→ WHAT IS REQUIRED: Output the material below in full, exactly as it is.

→ DATA SHOWN:
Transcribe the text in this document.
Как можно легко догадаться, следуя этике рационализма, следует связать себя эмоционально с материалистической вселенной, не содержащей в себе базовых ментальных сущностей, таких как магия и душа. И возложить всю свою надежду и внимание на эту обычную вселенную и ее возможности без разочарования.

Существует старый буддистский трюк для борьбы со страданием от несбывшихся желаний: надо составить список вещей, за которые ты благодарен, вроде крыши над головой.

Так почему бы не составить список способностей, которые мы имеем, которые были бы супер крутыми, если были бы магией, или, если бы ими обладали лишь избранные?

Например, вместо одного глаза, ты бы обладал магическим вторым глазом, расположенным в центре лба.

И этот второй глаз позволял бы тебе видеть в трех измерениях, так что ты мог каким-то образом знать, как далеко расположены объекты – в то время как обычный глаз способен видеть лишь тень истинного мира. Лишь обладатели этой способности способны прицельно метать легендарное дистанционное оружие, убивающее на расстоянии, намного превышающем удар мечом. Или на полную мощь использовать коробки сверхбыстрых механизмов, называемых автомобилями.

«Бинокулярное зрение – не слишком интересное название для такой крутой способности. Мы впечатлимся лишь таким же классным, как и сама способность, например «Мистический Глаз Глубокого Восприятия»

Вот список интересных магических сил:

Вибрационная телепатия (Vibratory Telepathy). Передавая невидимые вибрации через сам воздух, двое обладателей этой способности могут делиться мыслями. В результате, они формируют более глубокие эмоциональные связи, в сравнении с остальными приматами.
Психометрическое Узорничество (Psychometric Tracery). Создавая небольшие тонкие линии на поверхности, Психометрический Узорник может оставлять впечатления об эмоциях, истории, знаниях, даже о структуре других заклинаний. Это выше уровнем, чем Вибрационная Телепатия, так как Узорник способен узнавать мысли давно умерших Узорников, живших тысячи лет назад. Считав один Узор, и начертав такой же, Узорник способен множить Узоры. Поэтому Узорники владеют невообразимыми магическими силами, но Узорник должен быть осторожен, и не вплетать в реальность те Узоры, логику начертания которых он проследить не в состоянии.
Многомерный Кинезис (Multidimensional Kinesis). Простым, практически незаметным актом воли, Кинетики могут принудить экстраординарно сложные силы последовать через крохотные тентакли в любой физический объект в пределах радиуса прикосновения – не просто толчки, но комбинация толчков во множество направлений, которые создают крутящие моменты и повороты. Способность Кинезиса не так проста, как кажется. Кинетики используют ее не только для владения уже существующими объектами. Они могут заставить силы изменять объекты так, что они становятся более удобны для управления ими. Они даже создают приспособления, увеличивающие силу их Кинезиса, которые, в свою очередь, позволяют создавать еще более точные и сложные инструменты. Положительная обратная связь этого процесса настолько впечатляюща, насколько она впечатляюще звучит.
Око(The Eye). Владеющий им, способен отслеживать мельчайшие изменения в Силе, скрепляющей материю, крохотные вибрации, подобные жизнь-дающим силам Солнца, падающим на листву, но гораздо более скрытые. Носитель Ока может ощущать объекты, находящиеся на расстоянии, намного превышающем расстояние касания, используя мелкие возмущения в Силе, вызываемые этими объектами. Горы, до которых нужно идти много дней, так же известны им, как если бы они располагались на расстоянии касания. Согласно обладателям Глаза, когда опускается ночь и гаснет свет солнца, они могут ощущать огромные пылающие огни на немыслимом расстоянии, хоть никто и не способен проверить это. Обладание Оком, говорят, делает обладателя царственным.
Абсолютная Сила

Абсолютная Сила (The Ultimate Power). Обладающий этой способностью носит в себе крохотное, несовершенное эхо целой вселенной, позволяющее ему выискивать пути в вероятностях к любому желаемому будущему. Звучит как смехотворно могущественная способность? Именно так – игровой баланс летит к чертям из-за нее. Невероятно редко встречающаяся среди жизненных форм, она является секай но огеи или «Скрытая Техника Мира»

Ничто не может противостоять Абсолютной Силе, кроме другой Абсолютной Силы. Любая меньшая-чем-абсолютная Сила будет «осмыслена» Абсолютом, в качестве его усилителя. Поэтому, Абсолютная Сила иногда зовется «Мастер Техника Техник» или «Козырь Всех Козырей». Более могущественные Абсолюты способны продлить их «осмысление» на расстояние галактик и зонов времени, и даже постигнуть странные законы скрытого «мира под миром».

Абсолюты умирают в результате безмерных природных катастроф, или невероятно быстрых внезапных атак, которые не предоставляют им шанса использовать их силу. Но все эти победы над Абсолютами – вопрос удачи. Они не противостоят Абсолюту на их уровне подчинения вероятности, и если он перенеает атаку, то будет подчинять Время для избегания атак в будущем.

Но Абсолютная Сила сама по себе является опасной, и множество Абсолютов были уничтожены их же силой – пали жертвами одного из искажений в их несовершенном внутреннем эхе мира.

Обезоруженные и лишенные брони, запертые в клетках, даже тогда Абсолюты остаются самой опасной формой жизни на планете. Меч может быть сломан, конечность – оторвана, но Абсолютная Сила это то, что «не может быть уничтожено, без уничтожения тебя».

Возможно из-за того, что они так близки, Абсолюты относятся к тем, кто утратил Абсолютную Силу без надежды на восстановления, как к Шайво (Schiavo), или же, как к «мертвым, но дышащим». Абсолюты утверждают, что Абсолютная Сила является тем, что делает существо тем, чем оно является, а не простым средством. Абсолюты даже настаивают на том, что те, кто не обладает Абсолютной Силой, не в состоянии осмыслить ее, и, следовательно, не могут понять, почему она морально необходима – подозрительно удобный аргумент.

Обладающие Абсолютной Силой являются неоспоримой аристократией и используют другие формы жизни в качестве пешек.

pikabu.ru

→ REPLY TO THE EXERCISE:
Transcribe the text in this document.
Как можно легко догадаться, следуя этике рационализма, следует связать себя эмоционально с материалистической вселенной, не содержащей в себе базовых ментальных сущностей, таких как магия и душа. И возложить всю свою надежду и внимание на эту обычную вселенную и ее возможности без разочарования.

Существует старый буддистский трюк для борьбы со страданием от несбывшихся желаний: надо составить список вещей, за которые ты благодарен, вроде крыши над головой.

Так почему бы не составить список способностей, которые мы имеем, которые были бы супер крутыми, если были бы магией, или, если бы ими обладали лишь избранные?

Например, вместо одного глаза, ты бы обладал магическим вторым глазом, расположенным в центре лба.

И этот второй глаз позволял бы тебе видеть в трех измерениях, так что ты мог каким-то образом знать, как далеко расположены объекты – в то время как обычный глаз способен видеть лишь тень истинного мира. Лишь обладатели этой способности способны прицельно метать легендарное дистанционное оружие, убивающее на расстоянии, намного превышающем удар мечом. Или на полную мощь использовать коробки сверхбыстрых механизмов, называемых автомобилями.

«Бинокулярное зрение – не слишком интересное название для такой крутой способности. Мы впечатлимся лишь таким же классным, как и сама способность, например «Мистический Глаз Глубокого Восприятия»

Вот список интересных магических сил:

Вибрационная телепатия (Vibratory Telepathy). Передавая невидимые вибрации через сам воздух, двое обладателей этой способности могут делиться мыслями. В результате, они формируют более глубокие эмоциональные связи, в сравнении с остальными приматами.
Психометрическое Узорничество (Psychometric Tracery). Создавая небольшие тонкие линии на поверхности, Психометрический Узорник может оставлять впечатления об эмоциях, истории, знаниях, даже о структуре других заклинаний. Это выше уровнем, чем Вибрационная Телепатия, так как Узорник способен узнавать мысли давно умерших Узорников, живших тысячи лет назад. Считав один Узор, и начертав такой же, Узорник способен множить Узоры. Поэтому Узорники владеют невообразимыми магическими силами, но Узорник должен быть осторожен, и не вплетать в реальность те Узоры, логику начертания которых он проследить не в состоянии.
Многомерный Кинезис (Multidimensional Kinesis). Простым, практически незаметным актом воли, Кинетики могут принудить экстраординарно сложные силы последовать через крохотные тентакли в любой физический объект в пределах радиуса прикосновения – не просто толчки, но комбинация толчков во множество направлений, которые создают крутящие моменты и повороты. Способность Кинезиса не так проста, как кажется. Кинетики используют ее не только для владения уже существующими объектами. Они могут заставить силы изменять объекты так, что они становятся более удобны для управления ими. Они даже создают приспособления, увеличивающие силу их Кинезиса, которые, в свою очередь, позволяют создавать еще более точные и сложные инструменты. Положительная обратная связь этого процесса настолько впечатляюща, насколько она впечатляюще звучит.
Око(The Eye). Владеющий им, способен отслеживать мельчайшие изменения в Силе, скрепляющей материю, крохотные вибрации, подобные жизнь-дающим силам Солнца, падающим на листву, но гораздо более скрытые. Носитель Ока может ощущать объекты, находящиеся на расстоянии, намного превышающем расстояние касания, используя мелкие возмущения в Силе, вызываемые этими объектами. Горы, до которых нужно идти много дней, так же известны им, как если бы они располагались на расстоянии касания. Согласно обладателям Глаза, когда опускается ночь и гаснет свет солнца, они могут ощущать огромные пылающие огни на немыслимом расстоянии, хоть никто и не способен проверить это. Обладание Оком, говорят, делает обладателя царственным.
Абсолютная Сила

Абсолютная Сила (The Ultimate Power). Обладающий этой способностью носит в себе крохотное, несовершенное эхо целой вселенной, позволяющее ему выискивать пути в вероятностях к любому желаемому будущему. Звучит как смехотворно могущественная способность? Именно так – игровой баланс летит к чертям из-за нее. Невероятно редко встречающаяся среди жизненных форм, она является секай но огеи или «Скрытая Техника Мира»

Ничто не может противостоять Абсолютной Силе, кроме другой Абсолютной Силы. Любая меньшая-чем-абсолютная Сила будет «осмыслена» Абсолютом, в качестве его усилителя. Поэтому, Абсолютная Сила иногда зовется «Мастер Техника Техник» или «Козырь Всех Козырей». Более могущественные Абсолюты способны продлить их «осмысление» на расстояние галактик и зонов времени, и даже постигнуть странные законы скрытого «мира под миром».

Абсолюты умирают в результате безмерных природных катастроф, или невероятно быстрых внезапных атак, которые не предоставляют им шанса использовать их силу. Но все эти победы над Абсолютами – вопрос удачи. Они не противостоят Абсолюту на их уровне подчинения вероятности, и если он перенеает атаку, то будет подчинять Время для избегания атак в будущем.

Но Абсолютная Сила сама по себе является опасной, и множество Абсолютов были уничтожены их же силой – пали жертвами одного из искажений в их несовершенном внутреннем эхе мира.

Обезоруженные и лишенные брони, запертые в клетках, даже тогда Абсолюты остаются самой опасной формой жизни на планете. Меч может быть сломан, конечность – оторвана, но Абсолютная Сила это то, что «не может быть уничтожено, без уничтожения тебя».

Возможно из-за того, что они так близки, Абсолюты относятся к тем, кто утратил Абсолютную Силу без надежды на восстановления, как к Шайво (Schiavo), или же, как к «мертвым, но дышащим». Абсолюты утверждают, что Абсолютная Сила является тем, что делает существо тем, чем оно является, а не простым средством. Абсолюты даже настаивают на том, что те, кто не обладает Абсолютной Силой, не в состоянии осмыслить ее, и, следовательно, не могут понять, почему она морально необходима – подозрительно удобный аргумент.

Обладающие Абсолютной Силой являются неоспоримой аристократией и используют другие формы жизни в качестве пешек.

pikabu.ru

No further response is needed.